▶ _Input_
+++
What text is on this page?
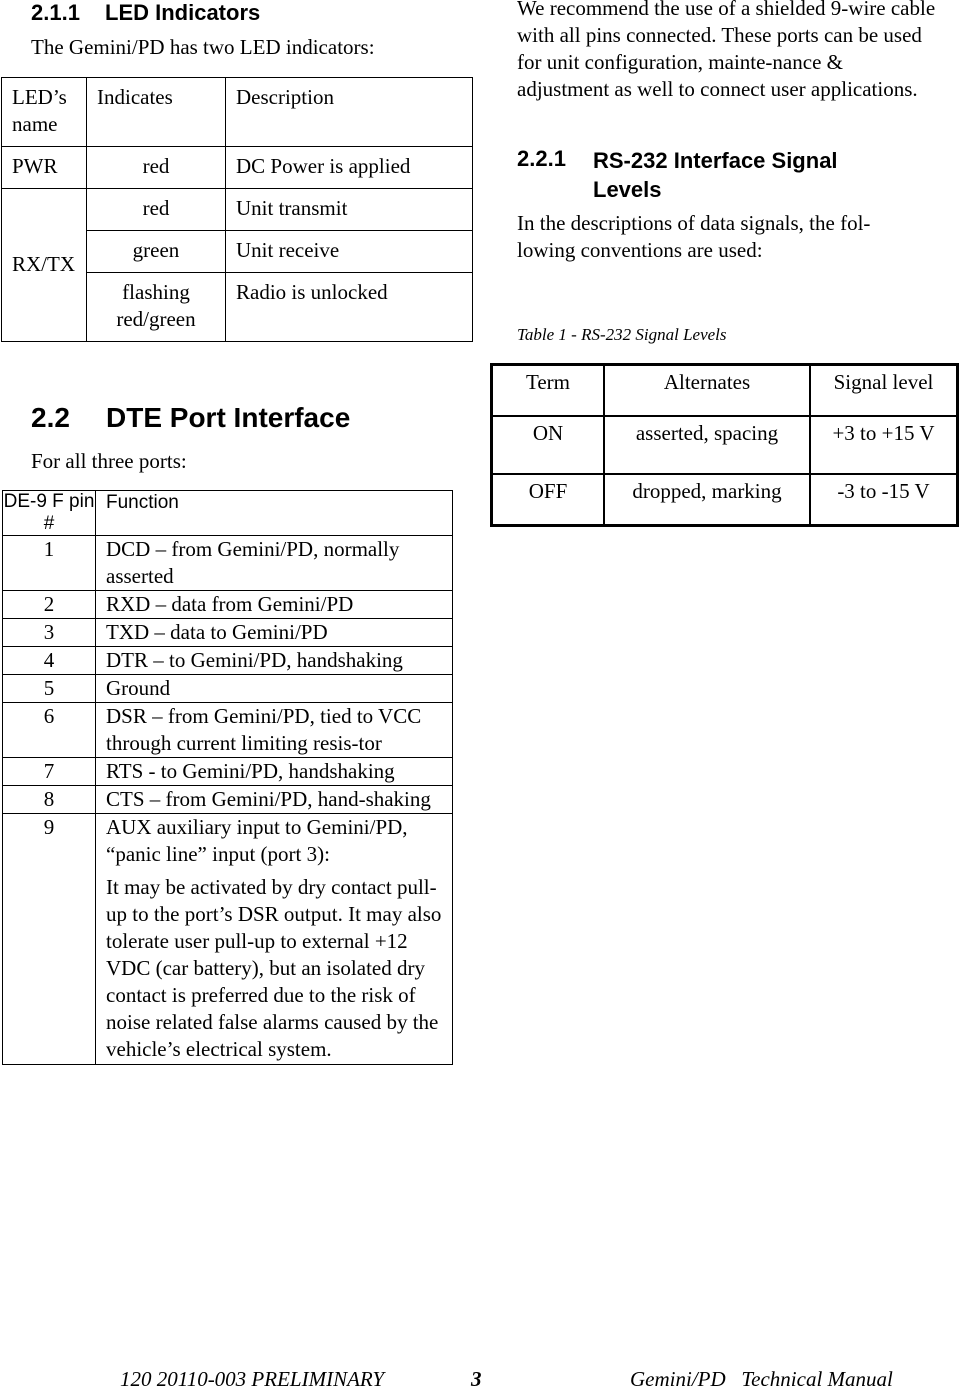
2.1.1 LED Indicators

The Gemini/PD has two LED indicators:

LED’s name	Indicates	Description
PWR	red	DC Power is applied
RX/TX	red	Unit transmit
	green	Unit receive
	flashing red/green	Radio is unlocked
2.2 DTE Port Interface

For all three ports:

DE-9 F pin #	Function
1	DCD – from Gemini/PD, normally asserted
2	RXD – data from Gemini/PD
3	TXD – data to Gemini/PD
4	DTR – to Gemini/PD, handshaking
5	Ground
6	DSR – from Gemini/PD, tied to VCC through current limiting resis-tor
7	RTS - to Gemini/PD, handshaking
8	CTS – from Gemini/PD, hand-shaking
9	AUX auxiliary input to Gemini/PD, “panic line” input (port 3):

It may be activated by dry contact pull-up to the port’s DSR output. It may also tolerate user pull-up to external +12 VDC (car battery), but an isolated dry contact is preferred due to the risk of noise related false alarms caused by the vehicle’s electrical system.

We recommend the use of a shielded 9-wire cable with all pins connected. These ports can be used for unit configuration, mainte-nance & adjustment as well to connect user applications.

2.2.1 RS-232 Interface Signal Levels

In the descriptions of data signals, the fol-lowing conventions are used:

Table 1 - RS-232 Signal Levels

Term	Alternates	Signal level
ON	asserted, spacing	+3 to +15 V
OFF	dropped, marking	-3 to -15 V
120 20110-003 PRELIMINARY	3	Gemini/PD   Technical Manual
+++
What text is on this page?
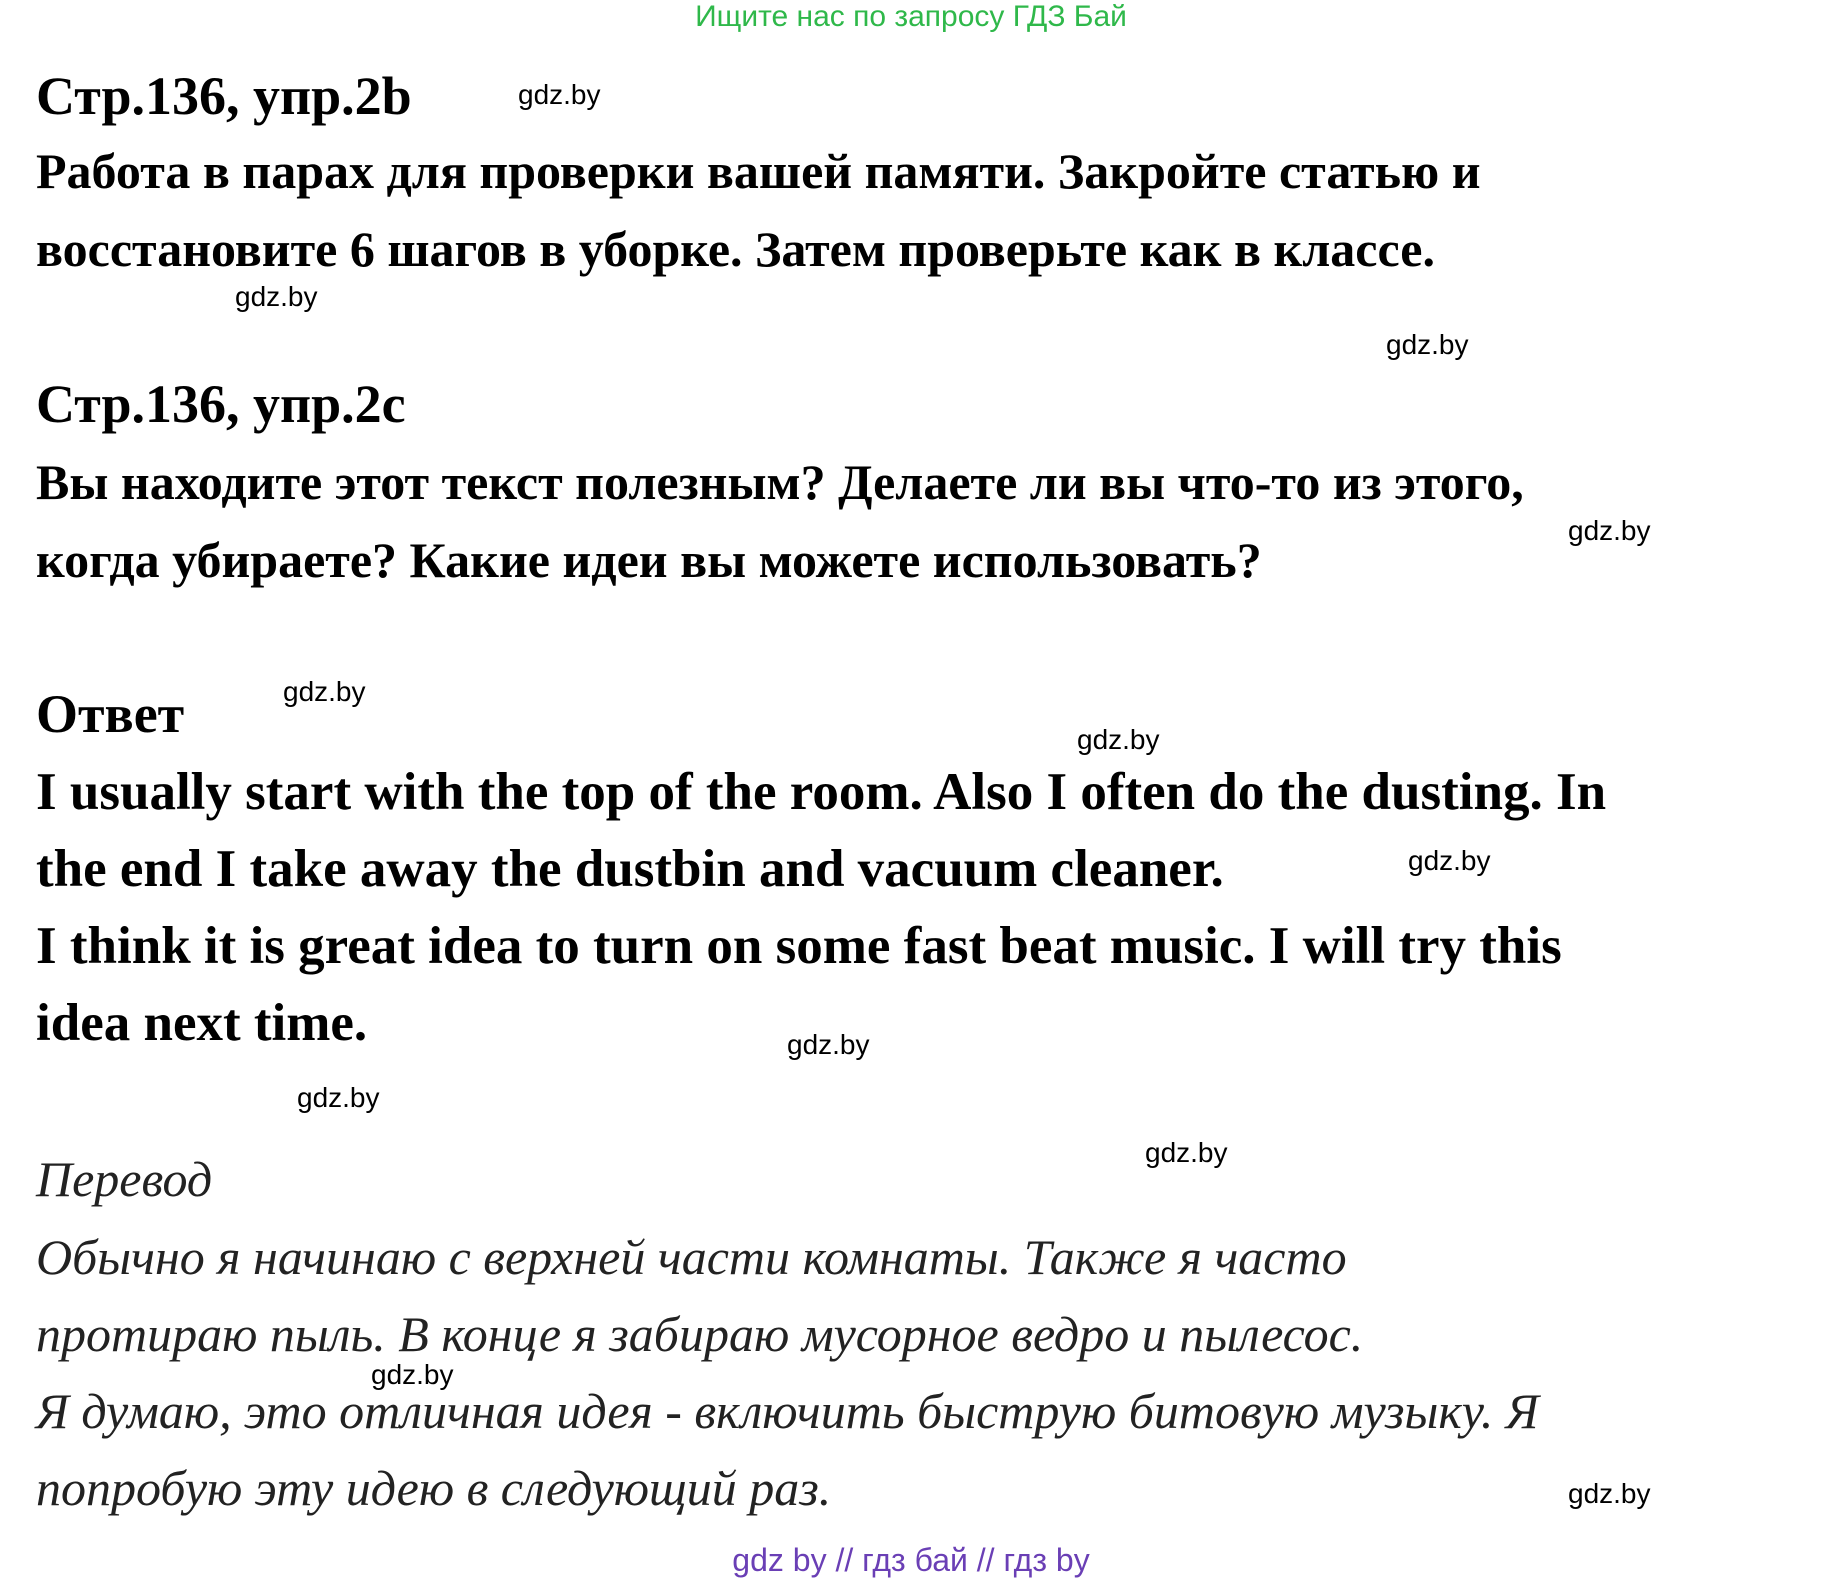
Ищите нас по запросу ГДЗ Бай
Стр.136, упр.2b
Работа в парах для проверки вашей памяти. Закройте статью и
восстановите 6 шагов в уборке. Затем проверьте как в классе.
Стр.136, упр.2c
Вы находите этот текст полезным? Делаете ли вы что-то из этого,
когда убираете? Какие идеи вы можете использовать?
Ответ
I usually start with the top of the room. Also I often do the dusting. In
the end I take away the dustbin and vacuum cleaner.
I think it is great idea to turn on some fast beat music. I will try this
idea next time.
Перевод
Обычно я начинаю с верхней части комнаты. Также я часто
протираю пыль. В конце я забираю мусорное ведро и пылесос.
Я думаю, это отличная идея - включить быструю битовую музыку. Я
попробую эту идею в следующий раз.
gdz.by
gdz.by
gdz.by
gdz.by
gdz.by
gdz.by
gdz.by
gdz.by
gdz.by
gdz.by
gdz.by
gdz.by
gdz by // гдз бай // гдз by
+++
▶ _Written task_
Copy out each line of the records that holds the string "user".

▶ _Final result_
It may be activated by dry contact pull-up to the port’s DSR output. It may also tolerate user pull-up to external +12 VDC (car battery), but an isolated dry contact is preferred due to the risk of noise related false alarms caused by the vehicle’s electrical system.
We recommend the use of a shielded 9-wire cable with all pins connected. These ports can be used for unit configuration, mainte-nance & adjustment as well to connect user applications.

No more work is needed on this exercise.